◆ GIVEN ENTRIES:
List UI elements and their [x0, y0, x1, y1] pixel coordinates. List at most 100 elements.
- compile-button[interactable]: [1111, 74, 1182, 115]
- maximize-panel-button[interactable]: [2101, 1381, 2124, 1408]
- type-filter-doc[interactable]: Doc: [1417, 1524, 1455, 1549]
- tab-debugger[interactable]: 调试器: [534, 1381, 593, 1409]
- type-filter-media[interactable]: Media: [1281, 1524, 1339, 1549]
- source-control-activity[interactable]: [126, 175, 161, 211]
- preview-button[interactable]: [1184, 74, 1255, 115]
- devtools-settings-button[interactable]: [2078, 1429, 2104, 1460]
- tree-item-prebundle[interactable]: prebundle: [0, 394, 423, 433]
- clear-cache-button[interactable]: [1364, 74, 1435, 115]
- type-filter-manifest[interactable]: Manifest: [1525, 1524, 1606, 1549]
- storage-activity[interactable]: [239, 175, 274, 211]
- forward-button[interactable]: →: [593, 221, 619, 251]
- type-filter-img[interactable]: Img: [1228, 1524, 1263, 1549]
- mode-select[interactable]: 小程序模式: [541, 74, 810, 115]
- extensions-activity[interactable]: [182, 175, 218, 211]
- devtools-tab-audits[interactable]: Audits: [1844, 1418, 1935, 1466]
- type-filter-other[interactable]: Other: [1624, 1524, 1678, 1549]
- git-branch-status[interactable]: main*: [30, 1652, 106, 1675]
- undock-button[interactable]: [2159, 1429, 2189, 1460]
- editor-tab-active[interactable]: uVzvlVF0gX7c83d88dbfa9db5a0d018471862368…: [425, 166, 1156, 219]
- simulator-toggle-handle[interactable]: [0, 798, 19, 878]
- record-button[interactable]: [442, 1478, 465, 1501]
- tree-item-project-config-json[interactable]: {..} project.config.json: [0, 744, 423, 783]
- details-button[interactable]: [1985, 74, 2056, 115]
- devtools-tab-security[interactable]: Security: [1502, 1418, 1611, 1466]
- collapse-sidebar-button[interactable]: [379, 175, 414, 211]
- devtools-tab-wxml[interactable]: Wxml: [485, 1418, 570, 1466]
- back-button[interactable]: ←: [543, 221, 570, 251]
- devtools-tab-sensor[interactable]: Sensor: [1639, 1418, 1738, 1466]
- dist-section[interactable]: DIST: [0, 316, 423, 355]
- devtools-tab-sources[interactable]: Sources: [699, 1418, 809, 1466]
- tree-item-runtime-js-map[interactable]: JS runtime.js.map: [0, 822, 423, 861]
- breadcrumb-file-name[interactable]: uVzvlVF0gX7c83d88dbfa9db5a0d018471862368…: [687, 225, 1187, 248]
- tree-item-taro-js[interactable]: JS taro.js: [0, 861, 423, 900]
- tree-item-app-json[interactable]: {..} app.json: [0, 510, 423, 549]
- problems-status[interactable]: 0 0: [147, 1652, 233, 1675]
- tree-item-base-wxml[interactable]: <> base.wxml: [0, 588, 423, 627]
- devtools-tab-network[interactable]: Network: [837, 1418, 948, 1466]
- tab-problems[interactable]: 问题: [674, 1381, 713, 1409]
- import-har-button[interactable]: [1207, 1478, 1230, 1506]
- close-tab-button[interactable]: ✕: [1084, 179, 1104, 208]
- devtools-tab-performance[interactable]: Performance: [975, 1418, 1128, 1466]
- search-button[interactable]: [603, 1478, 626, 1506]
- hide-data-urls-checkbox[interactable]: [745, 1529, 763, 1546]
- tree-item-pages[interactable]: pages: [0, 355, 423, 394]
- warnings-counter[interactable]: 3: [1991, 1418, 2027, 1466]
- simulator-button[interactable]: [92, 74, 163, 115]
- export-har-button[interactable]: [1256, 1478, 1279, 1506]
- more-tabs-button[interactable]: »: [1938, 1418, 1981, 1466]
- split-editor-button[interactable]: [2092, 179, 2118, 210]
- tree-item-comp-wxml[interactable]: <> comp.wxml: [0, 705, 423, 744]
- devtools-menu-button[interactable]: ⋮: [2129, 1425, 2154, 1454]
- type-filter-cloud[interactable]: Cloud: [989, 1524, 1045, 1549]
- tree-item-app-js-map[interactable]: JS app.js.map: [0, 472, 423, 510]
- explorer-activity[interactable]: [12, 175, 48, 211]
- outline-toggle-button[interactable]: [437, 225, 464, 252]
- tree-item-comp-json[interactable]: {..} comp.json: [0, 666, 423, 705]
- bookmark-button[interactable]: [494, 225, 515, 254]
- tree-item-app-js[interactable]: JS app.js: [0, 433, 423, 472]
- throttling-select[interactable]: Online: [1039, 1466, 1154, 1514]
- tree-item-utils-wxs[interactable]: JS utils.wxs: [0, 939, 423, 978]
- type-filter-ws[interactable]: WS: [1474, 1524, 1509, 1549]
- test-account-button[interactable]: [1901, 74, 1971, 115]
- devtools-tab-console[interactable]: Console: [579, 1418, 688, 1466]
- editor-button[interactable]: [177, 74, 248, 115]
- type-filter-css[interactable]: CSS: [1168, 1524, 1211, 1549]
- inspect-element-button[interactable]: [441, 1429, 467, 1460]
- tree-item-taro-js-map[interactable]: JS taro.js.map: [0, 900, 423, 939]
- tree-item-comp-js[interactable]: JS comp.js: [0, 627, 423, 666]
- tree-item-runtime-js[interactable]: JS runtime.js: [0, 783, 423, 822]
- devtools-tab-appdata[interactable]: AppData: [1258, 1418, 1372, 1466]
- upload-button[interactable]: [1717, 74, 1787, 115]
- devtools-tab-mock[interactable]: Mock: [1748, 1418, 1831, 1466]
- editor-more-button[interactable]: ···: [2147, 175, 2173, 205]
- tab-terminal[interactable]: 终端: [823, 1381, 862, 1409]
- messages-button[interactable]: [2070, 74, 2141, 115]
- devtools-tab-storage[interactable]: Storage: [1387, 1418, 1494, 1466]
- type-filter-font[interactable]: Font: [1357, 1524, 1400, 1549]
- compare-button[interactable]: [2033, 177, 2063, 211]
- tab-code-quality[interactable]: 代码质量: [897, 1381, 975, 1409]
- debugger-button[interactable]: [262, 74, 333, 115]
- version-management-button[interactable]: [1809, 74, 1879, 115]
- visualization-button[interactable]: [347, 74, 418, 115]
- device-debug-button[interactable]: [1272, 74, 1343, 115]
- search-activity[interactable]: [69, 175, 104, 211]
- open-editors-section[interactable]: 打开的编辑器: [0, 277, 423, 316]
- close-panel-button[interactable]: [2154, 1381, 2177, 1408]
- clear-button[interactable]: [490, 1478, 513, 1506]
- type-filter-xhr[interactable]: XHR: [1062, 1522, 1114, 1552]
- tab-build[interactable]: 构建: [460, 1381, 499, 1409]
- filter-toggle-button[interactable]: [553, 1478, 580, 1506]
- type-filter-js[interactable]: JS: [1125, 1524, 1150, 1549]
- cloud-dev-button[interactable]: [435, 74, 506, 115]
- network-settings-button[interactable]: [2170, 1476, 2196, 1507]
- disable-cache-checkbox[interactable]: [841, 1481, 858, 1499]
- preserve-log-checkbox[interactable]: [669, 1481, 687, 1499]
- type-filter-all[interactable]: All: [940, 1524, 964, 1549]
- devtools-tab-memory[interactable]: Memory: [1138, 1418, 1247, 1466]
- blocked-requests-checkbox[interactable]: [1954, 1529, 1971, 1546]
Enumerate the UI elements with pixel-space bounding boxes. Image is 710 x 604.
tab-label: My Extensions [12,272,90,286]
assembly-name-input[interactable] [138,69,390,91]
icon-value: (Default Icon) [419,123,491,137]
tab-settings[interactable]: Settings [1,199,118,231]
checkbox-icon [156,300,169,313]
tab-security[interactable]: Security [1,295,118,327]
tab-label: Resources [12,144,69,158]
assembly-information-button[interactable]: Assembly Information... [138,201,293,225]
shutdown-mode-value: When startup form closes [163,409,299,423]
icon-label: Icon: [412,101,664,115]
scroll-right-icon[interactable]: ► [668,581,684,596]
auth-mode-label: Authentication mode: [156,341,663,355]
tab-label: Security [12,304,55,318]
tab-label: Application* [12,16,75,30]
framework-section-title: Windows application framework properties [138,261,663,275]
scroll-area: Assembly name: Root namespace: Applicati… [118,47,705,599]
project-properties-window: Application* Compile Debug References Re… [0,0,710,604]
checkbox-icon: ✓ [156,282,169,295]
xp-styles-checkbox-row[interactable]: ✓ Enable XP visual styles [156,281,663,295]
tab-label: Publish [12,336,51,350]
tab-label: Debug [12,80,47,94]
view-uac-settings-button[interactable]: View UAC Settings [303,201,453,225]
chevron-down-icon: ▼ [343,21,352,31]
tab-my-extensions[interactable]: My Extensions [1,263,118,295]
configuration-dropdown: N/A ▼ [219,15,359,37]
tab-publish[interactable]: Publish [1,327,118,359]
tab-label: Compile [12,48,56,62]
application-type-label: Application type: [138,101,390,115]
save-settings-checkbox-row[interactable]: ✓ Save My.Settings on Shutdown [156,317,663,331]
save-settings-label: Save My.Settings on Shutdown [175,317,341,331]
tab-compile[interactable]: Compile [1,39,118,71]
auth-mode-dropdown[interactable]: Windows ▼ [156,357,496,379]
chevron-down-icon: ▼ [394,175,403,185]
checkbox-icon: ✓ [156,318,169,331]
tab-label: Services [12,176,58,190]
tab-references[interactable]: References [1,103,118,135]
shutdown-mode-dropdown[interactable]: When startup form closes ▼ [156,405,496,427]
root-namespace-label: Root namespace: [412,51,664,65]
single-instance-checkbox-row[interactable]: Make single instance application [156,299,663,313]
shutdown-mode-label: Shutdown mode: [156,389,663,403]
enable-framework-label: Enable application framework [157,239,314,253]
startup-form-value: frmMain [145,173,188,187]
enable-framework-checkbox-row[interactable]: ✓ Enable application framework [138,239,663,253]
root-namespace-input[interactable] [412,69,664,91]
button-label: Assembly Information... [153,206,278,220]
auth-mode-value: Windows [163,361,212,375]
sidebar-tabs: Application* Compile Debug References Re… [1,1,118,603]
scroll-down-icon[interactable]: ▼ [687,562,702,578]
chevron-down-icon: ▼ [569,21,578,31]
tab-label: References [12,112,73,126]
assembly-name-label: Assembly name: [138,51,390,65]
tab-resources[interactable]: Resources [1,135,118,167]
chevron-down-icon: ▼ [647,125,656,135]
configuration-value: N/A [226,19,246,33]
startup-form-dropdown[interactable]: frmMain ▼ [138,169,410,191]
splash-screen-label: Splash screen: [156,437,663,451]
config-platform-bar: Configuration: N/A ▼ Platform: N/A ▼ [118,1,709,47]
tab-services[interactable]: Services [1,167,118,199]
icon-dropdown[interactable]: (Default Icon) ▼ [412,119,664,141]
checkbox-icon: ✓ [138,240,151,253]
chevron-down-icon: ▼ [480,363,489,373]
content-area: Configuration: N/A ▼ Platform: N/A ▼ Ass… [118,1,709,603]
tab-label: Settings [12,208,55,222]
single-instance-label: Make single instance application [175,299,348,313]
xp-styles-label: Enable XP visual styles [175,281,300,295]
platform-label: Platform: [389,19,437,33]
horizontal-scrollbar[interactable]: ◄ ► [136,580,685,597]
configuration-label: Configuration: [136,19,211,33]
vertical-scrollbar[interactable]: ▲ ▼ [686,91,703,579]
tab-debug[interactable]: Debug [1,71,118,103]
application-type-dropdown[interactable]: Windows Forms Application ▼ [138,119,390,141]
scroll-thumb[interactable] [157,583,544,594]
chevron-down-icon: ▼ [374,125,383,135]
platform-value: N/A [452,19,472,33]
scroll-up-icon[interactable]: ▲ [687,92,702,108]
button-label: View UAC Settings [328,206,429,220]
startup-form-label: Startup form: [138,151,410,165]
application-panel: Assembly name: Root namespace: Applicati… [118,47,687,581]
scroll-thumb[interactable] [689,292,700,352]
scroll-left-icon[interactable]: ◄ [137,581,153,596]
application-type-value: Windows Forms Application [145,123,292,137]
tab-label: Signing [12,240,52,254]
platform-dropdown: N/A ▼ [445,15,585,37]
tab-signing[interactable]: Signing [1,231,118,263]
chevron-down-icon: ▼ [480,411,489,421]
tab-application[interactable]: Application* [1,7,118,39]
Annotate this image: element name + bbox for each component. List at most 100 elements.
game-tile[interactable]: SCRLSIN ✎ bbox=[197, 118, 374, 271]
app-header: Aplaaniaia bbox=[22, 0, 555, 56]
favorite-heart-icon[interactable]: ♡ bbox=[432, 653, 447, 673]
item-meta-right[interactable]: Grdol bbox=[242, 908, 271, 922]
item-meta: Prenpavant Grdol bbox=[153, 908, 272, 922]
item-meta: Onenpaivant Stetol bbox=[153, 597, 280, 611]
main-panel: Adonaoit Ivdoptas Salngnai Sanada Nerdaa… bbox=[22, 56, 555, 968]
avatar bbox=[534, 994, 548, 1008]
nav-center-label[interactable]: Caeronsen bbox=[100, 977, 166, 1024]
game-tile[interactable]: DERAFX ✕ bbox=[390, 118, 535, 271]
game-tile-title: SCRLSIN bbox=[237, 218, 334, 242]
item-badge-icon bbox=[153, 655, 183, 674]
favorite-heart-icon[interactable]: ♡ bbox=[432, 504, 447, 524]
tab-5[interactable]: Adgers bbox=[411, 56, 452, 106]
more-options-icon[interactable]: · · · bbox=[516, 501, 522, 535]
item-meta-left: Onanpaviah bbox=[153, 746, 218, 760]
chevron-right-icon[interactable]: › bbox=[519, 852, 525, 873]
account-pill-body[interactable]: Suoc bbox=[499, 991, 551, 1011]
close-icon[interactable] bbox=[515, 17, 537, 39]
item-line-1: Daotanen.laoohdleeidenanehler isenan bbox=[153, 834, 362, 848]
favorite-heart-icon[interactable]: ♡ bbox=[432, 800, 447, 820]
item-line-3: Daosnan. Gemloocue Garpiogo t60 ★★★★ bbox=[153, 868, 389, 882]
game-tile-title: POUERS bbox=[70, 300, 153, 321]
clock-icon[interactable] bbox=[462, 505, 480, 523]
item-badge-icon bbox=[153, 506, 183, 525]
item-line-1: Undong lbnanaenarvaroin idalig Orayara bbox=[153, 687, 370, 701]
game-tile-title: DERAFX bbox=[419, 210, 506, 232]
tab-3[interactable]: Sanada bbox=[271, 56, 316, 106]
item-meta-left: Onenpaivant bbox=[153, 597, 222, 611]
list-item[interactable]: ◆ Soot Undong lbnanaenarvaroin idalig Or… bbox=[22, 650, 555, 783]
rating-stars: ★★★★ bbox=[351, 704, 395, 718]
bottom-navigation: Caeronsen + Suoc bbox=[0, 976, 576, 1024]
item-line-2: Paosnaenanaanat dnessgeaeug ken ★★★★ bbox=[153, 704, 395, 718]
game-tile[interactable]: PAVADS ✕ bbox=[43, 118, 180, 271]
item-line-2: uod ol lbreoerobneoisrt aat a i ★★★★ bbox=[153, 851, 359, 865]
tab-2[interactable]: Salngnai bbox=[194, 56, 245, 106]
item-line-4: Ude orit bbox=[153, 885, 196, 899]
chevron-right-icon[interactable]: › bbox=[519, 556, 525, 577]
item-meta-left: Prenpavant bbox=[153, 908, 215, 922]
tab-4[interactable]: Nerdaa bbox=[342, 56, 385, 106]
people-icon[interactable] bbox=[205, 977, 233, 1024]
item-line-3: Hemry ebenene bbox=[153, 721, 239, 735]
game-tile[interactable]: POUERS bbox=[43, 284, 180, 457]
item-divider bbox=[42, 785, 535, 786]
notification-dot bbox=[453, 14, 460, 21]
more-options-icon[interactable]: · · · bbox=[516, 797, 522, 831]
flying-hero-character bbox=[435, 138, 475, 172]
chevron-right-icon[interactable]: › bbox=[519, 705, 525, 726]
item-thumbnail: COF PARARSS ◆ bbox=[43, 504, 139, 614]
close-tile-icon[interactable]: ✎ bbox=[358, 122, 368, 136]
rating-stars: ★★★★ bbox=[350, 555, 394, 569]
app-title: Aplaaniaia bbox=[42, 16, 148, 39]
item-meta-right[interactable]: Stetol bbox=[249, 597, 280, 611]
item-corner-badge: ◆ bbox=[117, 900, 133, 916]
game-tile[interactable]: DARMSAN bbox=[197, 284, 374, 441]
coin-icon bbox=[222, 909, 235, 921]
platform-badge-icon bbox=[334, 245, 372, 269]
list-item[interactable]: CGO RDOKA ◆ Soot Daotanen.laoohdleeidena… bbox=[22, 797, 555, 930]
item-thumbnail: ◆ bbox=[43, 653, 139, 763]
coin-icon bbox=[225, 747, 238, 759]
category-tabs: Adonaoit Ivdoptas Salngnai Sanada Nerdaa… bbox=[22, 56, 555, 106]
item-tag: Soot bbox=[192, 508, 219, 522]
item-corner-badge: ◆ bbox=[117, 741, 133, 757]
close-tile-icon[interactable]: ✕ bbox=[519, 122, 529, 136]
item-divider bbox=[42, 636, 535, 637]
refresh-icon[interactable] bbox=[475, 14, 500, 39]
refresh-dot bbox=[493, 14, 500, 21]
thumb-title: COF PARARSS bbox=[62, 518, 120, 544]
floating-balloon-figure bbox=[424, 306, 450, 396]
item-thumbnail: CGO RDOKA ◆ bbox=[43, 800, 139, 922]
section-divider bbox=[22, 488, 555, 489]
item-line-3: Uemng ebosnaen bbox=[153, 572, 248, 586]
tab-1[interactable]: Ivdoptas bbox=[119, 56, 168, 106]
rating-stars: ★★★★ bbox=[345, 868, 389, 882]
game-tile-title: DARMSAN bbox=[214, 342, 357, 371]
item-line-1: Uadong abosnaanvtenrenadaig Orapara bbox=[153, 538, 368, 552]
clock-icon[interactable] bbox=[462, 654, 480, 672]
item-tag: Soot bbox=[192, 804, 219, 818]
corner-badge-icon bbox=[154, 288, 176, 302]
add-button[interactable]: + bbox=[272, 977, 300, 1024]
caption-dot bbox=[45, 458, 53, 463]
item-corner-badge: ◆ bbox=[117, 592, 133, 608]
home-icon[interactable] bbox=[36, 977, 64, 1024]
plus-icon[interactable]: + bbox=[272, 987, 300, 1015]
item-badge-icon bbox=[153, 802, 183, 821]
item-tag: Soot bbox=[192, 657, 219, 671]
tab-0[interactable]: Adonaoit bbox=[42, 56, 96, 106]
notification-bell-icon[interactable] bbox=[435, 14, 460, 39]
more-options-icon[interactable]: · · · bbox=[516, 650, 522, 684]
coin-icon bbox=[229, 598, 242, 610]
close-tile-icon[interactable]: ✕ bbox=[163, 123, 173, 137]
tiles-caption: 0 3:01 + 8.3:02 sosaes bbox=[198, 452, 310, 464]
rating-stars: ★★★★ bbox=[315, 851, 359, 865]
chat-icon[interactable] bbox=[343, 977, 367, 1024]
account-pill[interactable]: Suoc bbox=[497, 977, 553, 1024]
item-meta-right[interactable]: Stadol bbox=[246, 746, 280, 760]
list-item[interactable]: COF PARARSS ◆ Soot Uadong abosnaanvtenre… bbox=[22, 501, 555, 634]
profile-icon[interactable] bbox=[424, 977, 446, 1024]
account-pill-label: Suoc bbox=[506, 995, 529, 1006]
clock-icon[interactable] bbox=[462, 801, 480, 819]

◆ WHAT YOU WILL DO:
Copy the items from their start through the line containing "- collapse-sidebar-button[interactable]: [379, 175, 414, 211]", reproducing every line without change.

◆ TASK OUTPUT:
List UI elements and their [x0, y0, x1, y1] pixel coordinates. List at most 100 elements.
- compile-button[interactable]: [1111, 74, 1182, 115]
- maximize-panel-button[interactable]: [2101, 1381, 2124, 1408]
- type-filter-doc[interactable]: Doc: [1417, 1524, 1455, 1549]
- tab-debugger[interactable]: 调试器: [534, 1381, 593, 1409]
- type-filter-media[interactable]: Media: [1281, 1524, 1339, 1549]
- source-control-activity[interactable]: [126, 175, 161, 211]
- preview-button[interactable]: [1184, 74, 1255, 115]
- devtools-settings-button[interactable]: [2078, 1429, 2104, 1460]
- tree-item-prebundle[interactable]: prebundle: [0, 394, 423, 433]
- clear-cache-button[interactable]: [1364, 74, 1435, 115]
- type-filter-manifest[interactable]: Manifest: [1525, 1524, 1606, 1549]
- storage-activity[interactable]: [239, 175, 274, 211]
- forward-button[interactable]: →: [593, 221, 619, 251]
- type-filter-img[interactable]: Img: [1228, 1524, 1263, 1549]
- mode-select[interactable]: 小程序模式: [541, 74, 810, 115]
- extensions-activity[interactable]: [182, 175, 218, 211]
- devtools-tab-audits[interactable]: Audits: [1844, 1418, 1935, 1466]
- type-filter-other[interactable]: Other: [1624, 1524, 1678, 1549]
- git-branch-status[interactable]: main*: [30, 1652, 106, 1675]
- undock-button[interactable]: [2159, 1429, 2189, 1460]
- editor-tab-active[interactable]: uVzvlVF0gX7c83d88dbfa9db5a0d018471862368…: [425, 166, 1156, 219]
- simulator-toggle-handle[interactable]: [0, 798, 19, 878]
- record-button[interactable]: [442, 1478, 465, 1501]
- tree-item-project-config-json[interactable]: {..} project.config.json: [0, 744, 423, 783]
- details-button[interactable]: [1985, 74, 2056, 115]
- devtools-tab-security[interactable]: Security: [1502, 1418, 1611, 1466]
- collapse-sidebar-button[interactable]: [379, 175, 414, 211]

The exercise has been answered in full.